### [Task prompt]
Below are some entries. Copy each line that holds the string "Coal".

### [Records for this task]

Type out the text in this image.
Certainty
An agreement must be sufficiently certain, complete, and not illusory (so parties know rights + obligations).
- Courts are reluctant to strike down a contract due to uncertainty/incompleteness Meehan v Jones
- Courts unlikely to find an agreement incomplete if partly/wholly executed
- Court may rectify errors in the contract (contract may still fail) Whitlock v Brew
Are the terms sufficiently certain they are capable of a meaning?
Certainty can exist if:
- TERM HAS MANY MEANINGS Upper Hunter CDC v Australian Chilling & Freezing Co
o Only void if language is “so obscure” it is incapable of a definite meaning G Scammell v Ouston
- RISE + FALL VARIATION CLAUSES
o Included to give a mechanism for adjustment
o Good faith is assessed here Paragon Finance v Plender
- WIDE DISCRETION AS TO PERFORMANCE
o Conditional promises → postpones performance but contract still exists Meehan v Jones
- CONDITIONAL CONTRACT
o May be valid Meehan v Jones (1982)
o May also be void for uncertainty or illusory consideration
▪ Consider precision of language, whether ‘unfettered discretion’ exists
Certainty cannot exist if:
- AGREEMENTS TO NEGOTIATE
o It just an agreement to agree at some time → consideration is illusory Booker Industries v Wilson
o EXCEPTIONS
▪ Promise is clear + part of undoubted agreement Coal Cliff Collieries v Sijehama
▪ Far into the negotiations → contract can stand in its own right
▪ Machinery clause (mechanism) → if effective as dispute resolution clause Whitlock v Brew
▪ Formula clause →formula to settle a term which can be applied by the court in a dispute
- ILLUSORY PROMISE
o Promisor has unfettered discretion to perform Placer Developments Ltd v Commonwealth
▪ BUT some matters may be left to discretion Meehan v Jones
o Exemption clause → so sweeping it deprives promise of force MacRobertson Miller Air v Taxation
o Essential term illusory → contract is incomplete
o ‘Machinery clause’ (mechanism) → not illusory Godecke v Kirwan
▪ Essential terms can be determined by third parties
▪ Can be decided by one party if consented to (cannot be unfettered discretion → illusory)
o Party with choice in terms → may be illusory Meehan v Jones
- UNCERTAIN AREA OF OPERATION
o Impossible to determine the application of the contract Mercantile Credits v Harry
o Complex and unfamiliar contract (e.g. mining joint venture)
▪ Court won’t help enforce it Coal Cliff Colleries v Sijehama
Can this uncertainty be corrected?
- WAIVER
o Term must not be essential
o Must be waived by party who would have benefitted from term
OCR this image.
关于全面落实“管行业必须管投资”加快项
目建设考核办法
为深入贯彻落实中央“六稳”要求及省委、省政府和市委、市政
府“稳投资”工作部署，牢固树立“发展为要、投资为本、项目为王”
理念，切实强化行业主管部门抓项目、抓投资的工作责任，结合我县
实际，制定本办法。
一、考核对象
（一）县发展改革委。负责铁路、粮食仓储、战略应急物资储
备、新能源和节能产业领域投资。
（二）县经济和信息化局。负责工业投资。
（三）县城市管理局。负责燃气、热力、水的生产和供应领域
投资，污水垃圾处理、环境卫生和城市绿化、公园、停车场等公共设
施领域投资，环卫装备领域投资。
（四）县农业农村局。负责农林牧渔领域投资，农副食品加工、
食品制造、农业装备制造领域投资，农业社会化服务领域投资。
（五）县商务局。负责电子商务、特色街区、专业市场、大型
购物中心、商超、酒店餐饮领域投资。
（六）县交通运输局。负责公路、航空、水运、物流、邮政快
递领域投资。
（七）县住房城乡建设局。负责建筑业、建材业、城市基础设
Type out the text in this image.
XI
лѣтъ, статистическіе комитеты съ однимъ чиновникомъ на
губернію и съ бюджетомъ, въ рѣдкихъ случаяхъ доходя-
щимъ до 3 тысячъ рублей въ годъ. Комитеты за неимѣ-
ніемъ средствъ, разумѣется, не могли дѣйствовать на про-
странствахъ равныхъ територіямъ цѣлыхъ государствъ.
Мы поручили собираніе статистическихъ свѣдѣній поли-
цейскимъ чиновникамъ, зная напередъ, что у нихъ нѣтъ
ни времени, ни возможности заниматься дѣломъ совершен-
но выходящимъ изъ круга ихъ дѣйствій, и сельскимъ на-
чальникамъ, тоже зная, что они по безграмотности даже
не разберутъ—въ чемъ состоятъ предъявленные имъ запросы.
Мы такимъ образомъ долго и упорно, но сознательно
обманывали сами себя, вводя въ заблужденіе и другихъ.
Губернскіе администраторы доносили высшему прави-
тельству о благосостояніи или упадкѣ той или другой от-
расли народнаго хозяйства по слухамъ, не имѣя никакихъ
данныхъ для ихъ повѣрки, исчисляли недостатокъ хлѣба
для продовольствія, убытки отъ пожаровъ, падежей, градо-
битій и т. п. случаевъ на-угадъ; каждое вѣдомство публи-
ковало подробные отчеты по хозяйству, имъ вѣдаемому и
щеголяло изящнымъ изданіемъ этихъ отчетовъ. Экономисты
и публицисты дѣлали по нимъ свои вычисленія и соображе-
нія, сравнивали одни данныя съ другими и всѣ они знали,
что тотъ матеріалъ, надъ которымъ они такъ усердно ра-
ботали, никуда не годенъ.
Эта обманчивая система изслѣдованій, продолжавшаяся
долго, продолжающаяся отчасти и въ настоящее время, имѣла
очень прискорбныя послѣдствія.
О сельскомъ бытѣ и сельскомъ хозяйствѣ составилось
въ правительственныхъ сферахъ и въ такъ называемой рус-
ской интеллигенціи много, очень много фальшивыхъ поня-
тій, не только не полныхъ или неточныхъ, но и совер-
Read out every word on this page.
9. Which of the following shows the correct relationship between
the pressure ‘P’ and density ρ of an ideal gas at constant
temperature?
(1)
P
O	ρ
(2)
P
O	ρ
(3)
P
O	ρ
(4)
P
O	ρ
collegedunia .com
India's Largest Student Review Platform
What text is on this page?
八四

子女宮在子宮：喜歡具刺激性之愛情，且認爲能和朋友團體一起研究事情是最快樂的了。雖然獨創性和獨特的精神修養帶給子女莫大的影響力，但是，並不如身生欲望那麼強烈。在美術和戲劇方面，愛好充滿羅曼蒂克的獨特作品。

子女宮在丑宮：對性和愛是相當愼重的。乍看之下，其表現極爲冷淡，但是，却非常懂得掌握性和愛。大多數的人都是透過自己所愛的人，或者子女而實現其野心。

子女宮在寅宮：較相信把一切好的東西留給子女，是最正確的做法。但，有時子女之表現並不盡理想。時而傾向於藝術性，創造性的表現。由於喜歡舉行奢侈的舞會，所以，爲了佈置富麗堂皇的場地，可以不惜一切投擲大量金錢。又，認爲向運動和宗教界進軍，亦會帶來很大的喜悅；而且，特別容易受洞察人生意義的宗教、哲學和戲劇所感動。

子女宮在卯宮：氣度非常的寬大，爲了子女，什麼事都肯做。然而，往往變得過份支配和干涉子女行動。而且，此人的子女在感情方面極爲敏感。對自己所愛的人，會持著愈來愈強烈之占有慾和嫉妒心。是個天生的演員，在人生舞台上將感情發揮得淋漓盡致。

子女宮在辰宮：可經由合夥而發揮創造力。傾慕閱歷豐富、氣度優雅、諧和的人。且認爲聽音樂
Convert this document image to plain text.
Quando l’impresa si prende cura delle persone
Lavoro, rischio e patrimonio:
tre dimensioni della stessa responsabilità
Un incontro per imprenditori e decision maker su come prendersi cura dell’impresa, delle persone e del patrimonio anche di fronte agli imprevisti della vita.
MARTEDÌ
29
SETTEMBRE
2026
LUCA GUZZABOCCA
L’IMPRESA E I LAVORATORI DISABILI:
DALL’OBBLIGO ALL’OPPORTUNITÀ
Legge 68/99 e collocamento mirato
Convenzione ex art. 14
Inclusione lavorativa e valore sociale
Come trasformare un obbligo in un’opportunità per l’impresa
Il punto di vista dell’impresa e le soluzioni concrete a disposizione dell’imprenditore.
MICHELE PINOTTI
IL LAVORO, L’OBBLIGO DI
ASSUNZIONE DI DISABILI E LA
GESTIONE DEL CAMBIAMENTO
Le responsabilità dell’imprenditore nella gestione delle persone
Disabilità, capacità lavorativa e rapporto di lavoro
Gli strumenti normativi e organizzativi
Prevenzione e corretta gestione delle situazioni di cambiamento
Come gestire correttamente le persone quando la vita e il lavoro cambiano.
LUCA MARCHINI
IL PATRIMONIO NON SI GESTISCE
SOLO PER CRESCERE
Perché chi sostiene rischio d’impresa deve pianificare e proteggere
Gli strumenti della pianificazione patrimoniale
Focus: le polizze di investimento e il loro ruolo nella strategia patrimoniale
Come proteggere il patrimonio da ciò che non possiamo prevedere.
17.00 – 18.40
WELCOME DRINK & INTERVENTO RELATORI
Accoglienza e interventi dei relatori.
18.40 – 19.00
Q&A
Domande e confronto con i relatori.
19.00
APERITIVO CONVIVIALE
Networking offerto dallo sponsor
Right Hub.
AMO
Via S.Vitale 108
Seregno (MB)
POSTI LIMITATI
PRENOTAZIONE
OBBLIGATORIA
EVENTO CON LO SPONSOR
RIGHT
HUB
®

### [Exercise output]
▪ Promise is clear + part of undoubted agreement Coal Cliff Collieries v Sijehama
▪ Court won’t help enforce it Coal Cliff Colleries v Sijehama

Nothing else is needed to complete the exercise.